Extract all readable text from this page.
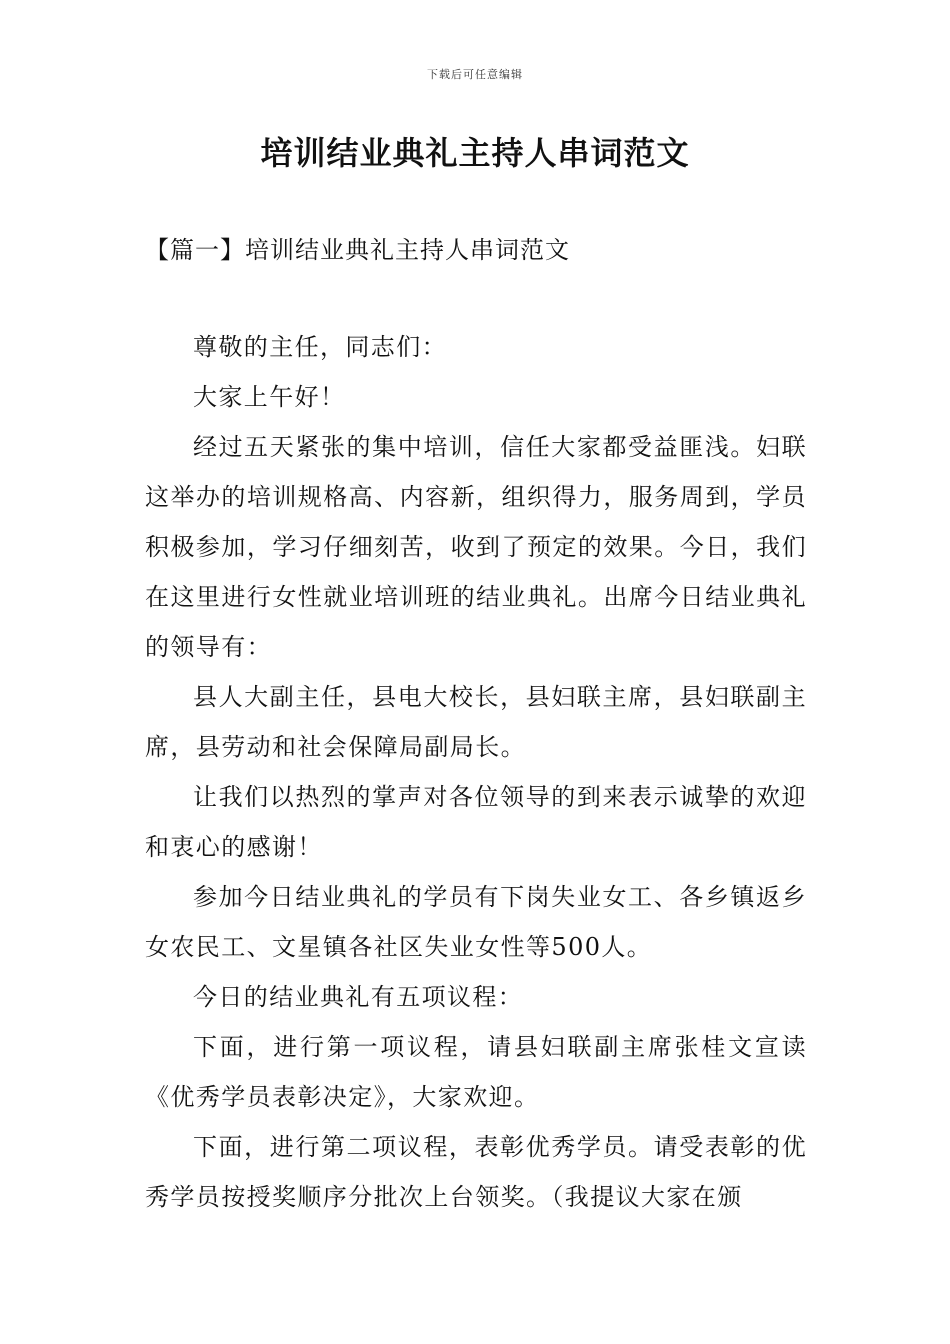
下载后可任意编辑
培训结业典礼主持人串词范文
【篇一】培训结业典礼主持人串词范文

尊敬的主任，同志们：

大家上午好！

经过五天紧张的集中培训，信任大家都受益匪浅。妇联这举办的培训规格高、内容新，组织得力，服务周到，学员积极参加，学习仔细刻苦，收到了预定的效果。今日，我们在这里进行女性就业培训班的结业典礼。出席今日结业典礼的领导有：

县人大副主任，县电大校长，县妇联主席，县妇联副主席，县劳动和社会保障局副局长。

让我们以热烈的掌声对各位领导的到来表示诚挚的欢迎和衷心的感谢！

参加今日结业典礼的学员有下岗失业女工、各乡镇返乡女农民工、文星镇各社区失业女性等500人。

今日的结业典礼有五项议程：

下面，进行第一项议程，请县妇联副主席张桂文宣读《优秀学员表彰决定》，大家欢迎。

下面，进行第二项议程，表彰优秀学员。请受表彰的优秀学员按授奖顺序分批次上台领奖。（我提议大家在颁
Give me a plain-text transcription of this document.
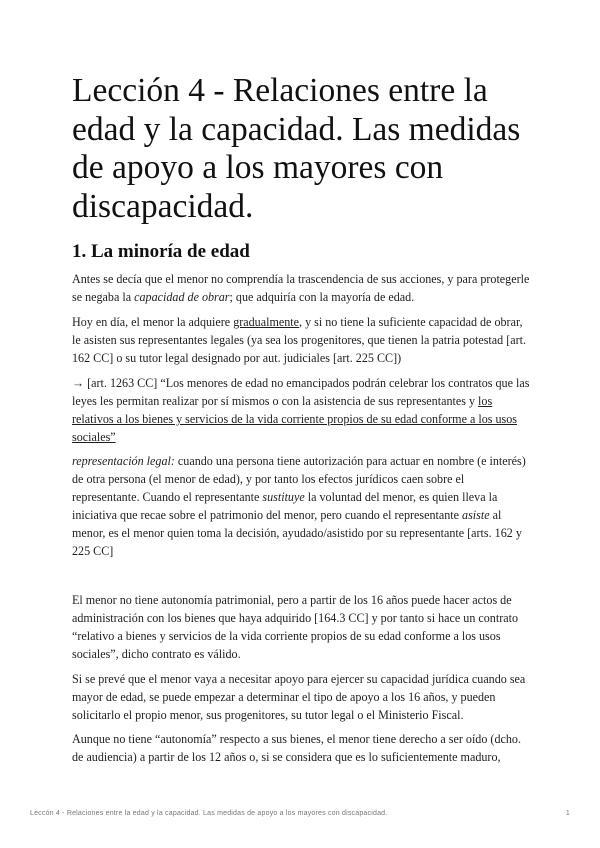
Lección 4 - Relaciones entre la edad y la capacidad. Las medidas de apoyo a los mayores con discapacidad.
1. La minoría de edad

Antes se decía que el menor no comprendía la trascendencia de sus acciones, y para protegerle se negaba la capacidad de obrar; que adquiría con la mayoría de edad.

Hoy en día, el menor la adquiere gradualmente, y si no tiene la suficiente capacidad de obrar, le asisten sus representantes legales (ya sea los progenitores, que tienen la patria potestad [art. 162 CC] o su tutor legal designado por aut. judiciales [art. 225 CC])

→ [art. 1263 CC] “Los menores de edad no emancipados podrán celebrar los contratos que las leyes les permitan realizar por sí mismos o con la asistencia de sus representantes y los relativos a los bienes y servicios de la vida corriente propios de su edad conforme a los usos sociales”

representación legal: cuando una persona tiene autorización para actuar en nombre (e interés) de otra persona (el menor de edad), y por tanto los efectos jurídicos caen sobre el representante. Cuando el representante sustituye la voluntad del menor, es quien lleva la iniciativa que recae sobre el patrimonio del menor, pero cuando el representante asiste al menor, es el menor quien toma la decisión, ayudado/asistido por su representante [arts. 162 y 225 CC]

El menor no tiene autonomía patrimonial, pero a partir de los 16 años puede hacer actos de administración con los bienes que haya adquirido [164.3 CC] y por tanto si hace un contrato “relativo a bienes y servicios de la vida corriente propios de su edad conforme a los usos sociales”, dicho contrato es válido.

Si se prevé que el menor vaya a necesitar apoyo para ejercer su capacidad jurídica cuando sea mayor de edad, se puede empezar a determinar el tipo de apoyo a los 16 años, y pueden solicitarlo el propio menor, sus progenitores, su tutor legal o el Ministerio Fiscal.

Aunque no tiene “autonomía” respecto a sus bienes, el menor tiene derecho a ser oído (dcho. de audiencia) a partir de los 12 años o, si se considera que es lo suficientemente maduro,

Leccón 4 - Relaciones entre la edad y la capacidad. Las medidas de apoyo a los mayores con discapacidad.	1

====

*Exercise objective*: Say how many lines in the records above hold "sociales", and give no other text.

*Correct result*: 2